* begin Provided data *
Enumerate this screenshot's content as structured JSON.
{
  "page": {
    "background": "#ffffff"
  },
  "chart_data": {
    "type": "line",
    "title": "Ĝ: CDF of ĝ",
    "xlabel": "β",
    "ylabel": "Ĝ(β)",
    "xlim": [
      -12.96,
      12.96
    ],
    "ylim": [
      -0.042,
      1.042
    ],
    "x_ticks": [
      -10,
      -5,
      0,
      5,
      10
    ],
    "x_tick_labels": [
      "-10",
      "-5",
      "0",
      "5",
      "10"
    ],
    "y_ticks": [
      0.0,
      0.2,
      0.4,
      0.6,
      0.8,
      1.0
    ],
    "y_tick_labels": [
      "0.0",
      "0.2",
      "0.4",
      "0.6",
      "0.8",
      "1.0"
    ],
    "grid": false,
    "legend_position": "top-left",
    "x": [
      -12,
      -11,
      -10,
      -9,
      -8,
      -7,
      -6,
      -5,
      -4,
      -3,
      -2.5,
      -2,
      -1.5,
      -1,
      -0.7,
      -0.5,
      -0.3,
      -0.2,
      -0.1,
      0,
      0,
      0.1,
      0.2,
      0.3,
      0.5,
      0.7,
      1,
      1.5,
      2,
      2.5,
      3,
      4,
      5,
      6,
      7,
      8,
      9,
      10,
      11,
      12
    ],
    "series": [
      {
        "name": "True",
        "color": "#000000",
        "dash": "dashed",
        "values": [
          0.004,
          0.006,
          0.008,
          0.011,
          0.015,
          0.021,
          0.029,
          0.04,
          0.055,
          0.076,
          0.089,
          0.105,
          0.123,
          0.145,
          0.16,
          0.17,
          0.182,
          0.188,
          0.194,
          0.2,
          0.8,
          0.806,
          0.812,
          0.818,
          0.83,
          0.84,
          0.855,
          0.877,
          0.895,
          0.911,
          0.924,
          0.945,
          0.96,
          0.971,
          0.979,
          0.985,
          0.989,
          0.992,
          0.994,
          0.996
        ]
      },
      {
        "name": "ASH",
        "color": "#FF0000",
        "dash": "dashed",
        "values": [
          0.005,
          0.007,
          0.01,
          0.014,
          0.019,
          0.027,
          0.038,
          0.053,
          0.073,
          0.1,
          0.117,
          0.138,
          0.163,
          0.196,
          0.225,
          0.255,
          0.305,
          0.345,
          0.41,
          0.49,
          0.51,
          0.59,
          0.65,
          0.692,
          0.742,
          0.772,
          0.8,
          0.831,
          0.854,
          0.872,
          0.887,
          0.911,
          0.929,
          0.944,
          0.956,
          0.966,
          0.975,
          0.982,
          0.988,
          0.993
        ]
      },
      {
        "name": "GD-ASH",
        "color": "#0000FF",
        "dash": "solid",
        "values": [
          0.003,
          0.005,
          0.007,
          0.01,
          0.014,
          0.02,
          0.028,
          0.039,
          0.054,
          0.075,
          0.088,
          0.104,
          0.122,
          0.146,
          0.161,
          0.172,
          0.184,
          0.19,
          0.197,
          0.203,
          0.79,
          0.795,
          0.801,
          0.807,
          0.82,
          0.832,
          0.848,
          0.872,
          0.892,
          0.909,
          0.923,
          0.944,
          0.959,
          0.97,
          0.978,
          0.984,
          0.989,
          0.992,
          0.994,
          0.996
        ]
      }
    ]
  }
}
* end Provided data *
### Exercise
Quote the listing in full, please, keeping every line exact.

### Result of the task
Enumerate this screenshot's content as structured JSON.
{
  "page": {
    "background": "#ffffff"
  },
  "chart_data": {
    "type": "line",
    "title": "Ĝ: CDF of ĝ",
    "xlabel": "β",
    "ylabel": "Ĝ(β)",
    "xlim": [
      -12.96,
      12.96
    ],
    "ylim": [
      -0.042,
      1.042
    ],
    "x_ticks": [
      -10,
      -5,
      0,
      5,
      10
    ],
    "x_tick_labels": [
      "-10",
      "-5",
      "0",
      "5",
      "10"
    ],
    "y_ticks": [
      0.0,
      0.2,
      0.4,
      0.6,
      0.8,
      1.0
    ],
    "y_tick_labels": [
      "0.0",
      "0.2",
      "0.4",
      "0.6",
      "0.8",
      "1.0"
    ],
    "grid": false,
    "legend_position": "top-left",
    "x": [
      -12,
      -11,
      -10,
      -9,
      -8,
      -7,
      -6,
      -5,
      -4,
      -3,
      -2.5,
      -2,
      -1.5,
      -1,
      -0.7,
      -0.5,
      -0.3,
      -0.2,
      -0.1,
      0,
      0,
      0.1,
      0.2,
      0.3,
      0.5,
      0.7,
      1,
      1.5,
      2,
      2.5,
      3,
      4,
      5,
      6,
      7,
      8,
      9,
      10,
      11,
      12
    ],
    "series": [
      {
        "name": "True",
        "color": "#000000",
        "dash": "dashed",
        "values": [
          0.004,
          0.006,
          0.008,
          0.011,
          0.015,
          0.021,
          0.029,
          0.04,
          0.055,
          0.076,
          0.089,
          0.105,
          0.123,
          0.145,
          0.16,
          0.17,
          0.182,
          0.188,
          0.194,
          0.2,
          0.8,
          0.806,
          0.812,
          0.818,
          0.83,
          0.84,
          0.855,
          0.877,
          0.895,
          0.911,
          0.924,
          0.945,
          0.96,
          0.971,
          0.979,
          0.985,
          0.989,
          0.992,
          0.994,
          0.996
        ]
      },
      {
        "name": "ASH",
        "color": "#FF0000",
        "dash": "dashed",
        "values": [
          0.005,
          0.007,
          0.01,
          0.014,
          0.019,
          0.027,
          0.038,
          0.053,
          0.073,
          0.1,
          0.117,
          0.138,
          0.163,
          0.196,
          0.225,
          0.255,
          0.305,
          0.345,
          0.41,
          0.49,
          0.51,
          0.59,
          0.65,
          0.692,
          0.742,
          0.772,
          0.8,
          0.831,
          0.854,
          0.872,
          0.887,
          0.911,
          0.929,
          0.944,
          0.956,
          0.966,
          0.975,
          0.982,
          0.988,
          0.993
        ]
      },
      {
        "name": "GD-ASH",
        "color": "#0000FF",
        "dash": "solid",
        "values": [
          0.003,
          0.005,
          0.007,
          0.01,
          0.014,
          0.02,
          0.028,
          0.039,
          0.054,
          0.075,
          0.088,
          0.104,
          0.122,
          0.146,
          0.161,
          0.172,
          0.184,
          0.19,
          0.197,
          0.203,
          0.79,
          0.795,
          0.801,
          0.807,
          0.82,
          0.832,
          0.848,
          0.872,
          0.892,
          0.909,
          0.923,
          0.944,
          0.959,
          0.97,
          0.978,
          0.984,
          0.989,
          0.992,
          0.994,
          0.996
        ]
      }
    ]
  }
}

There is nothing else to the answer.